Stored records
╭──

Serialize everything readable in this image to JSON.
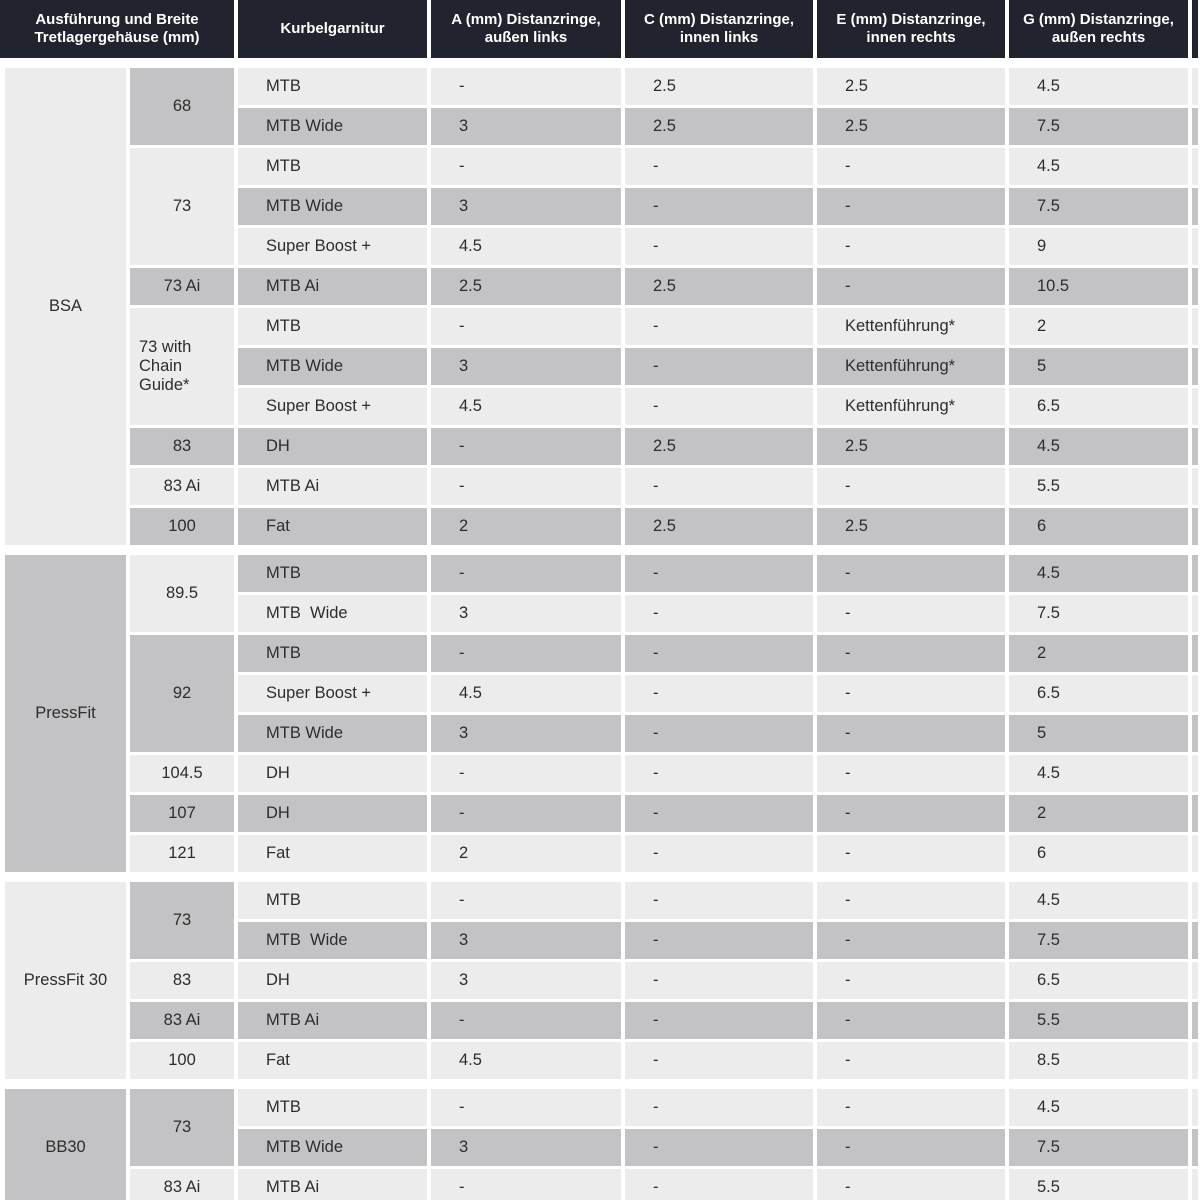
{
  "colors": {
    "header_bg": "#21242e",
    "header_text": "#ffffff",
    "row_light": "#ececec",
    "row_dark": "#c3c3c5",
    "body_text": "#2d2d2d",
    "gap_white": "#ffffff"
  },
  "chart_data": {
    "type": "table",
    "columns": [
      "Ausführung und Breite Tretlagergehäuse (mm)",
      "Kurbelgarnitur",
      "A (mm) Distanzringe, außen links",
      "C (mm) Distanzringe, innen links",
      "E (mm) Distanzringe, innen rechts",
      "G (mm) Distanzringe, außen rechts"
    ],
    "sections": [
      {
        "name": "BSA",
        "group_shade": "light",
        "row_start_shade": "light",
        "size_start_shade": "dark",
        "size_groups": [
          {
            "size": "68",
            "rows": [
              {
                "crank": "MTB",
                "a": "-",
                "c": "2.5",
                "e": "2.5",
                "g": "4.5"
              },
              {
                "crank": "MTB Wide",
                "a": "3",
                "c": "2.5",
                "e": "2.5",
                "g": "7.5"
              }
            ]
          },
          {
            "size": "73",
            "rows": [
              {
                "crank": "MTB",
                "a": "-",
                "c": "-",
                "e": "-",
                "g": "4.5"
              },
              {
                "crank": "MTB Wide",
                "a": "3",
                "c": "-",
                "e": "-",
                "g": "7.5"
              },
              {
                "crank": "Super Boost +",
                "a": "4.5",
                "c": "-",
                "e": "-",
                "g": "9"
              }
            ]
          },
          {
            "size": "73 Ai",
            "rows": [
              {
                "crank": "MTB Ai",
                "a": "2.5",
                "c": "2.5",
                "e": "-",
                "g": "10.5"
              }
            ]
          },
          {
            "size": "73 with Chain Guide*",
            "rows": [
              {
                "crank": "MTB",
                "a": "-",
                "c": "-",
                "e": "Kettenführung*",
                "g": "2"
              },
              {
                "crank": "MTB Wide",
                "a": "3",
                "c": "-",
                "e": "Kettenführung*",
                "g": "5"
              },
              {
                "crank": "Super Boost +",
                "a": "4.5",
                "c": "-",
                "e": "Kettenführung*",
                "g": "6.5"
              }
            ]
          },
          {
            "size": "83",
            "rows": [
              {
                "crank": "DH",
                "a": "-",
                "c": "2.5",
                "e": "2.5",
                "g": "4.5"
              }
            ]
          },
          {
            "size": "83 Ai",
            "rows": [
              {
                "crank": "MTB Ai",
                "a": "-",
                "c": "-",
                "e": "-",
                "g": "5.5"
              }
            ]
          },
          {
            "size": "100",
            "rows": [
              {
                "crank": "Fat",
                "a": "2",
                "c": "2.5",
                "e": "2.5",
                "g": "6"
              }
            ]
          }
        ]
      },
      {
        "name": "PressFit",
        "group_shade": "dark",
        "row_start_shade": "dark",
        "size_start_shade": "light",
        "size_groups": [
          {
            "size": "89.5",
            "rows": [
              {
                "crank": "MTB",
                "a": "-",
                "c": "-",
                "e": "-",
                "g": "4.5"
              },
              {
                "crank": "MTB  Wide",
                "a": "3",
                "c": "-",
                "e": "-",
                "g": "7.5"
              }
            ]
          },
          {
            "size": "92",
            "rows": [
              {
                "crank": "MTB",
                "a": "-",
                "c": "-",
                "e": "-",
                "g": "2"
              },
              {
                "crank": "Super Boost +",
                "a": "4.5",
                "c": "-",
                "e": "-",
                "g": "6.5"
              },
              {
                "crank": "MTB Wide",
                "a": "3",
                "c": "-",
                "e": "-",
                "g": "5"
              }
            ]
          },
          {
            "size": "104.5",
            "rows": [
              {
                "crank": "DH",
                "a": "-",
                "c": "-",
                "e": "-",
                "g": "4.5"
              }
            ]
          },
          {
            "size": "107",
            "rows": [
              {
                "crank": "DH",
                "a": "-",
                "c": "-",
                "e": "-",
                "g": "2"
              }
            ]
          },
          {
            "size": "121",
            "rows": [
              {
                "crank": "Fat",
                "a": "2",
                "c": "-",
                "e": "-",
                "g": "6"
              }
            ]
          }
        ]
      },
      {
        "name": "PressFit 30",
        "group_shade": "light",
        "row_start_shade": "light",
        "size_start_shade": "dark",
        "size_groups": [
          {
            "size": "73",
            "rows": [
              {
                "crank": "MTB",
                "a": "-",
                "c": "-",
                "e": "-",
                "g": "4.5"
              },
              {
                "crank": "MTB  Wide",
                "a": "3",
                "c": "-",
                "e": "-",
                "g": "7.5"
              }
            ]
          },
          {
            "size": "83",
            "rows": [
              {
                "crank": "DH",
                "a": "3",
                "c": "-",
                "e": "-",
                "g": "6.5"
              }
            ]
          },
          {
            "size": "83 Ai",
            "rows": [
              {
                "crank": "MTB Ai",
                "a": "-",
                "c": "-",
                "e": "-",
                "g": "5.5"
              }
            ]
          },
          {
            "size": "100",
            "rows": [
              {
                "crank": "Fat",
                "a": "4.5",
                "c": "-",
                "e": "-",
                "g": "8.5"
              }
            ]
          }
        ]
      },
      {
        "name": "BB30",
        "group_shade": "dark",
        "row_start_shade": "light",
        "size_start_shade": "dark",
        "size_groups": [
          {
            "size": "73",
            "rows": [
              {
                "crank": "MTB",
                "a": "-",
                "c": "-",
                "e": "-",
                "g": "4.5"
              },
              {
                "crank": "MTB Wide",
                "a": "3",
                "c": "-",
                "e": "-",
                "g": "7.5"
              }
            ]
          },
          {
            "size": "83 Ai",
            "rows": [
              {
                "crank": "MTB Ai",
                "a": "-",
                "c": "-",
                "e": "-",
                "g": "5.5"
              }
            ]
          }
        ]
      }
    ]
  }
}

╰──

[What is expected]: Go through the records above, find every line with the word "innen", and list those lines.

[Written reply]:
      "C (mm) Distanzringe, innen links",
      "E (mm) Distanzringe, innen rechts",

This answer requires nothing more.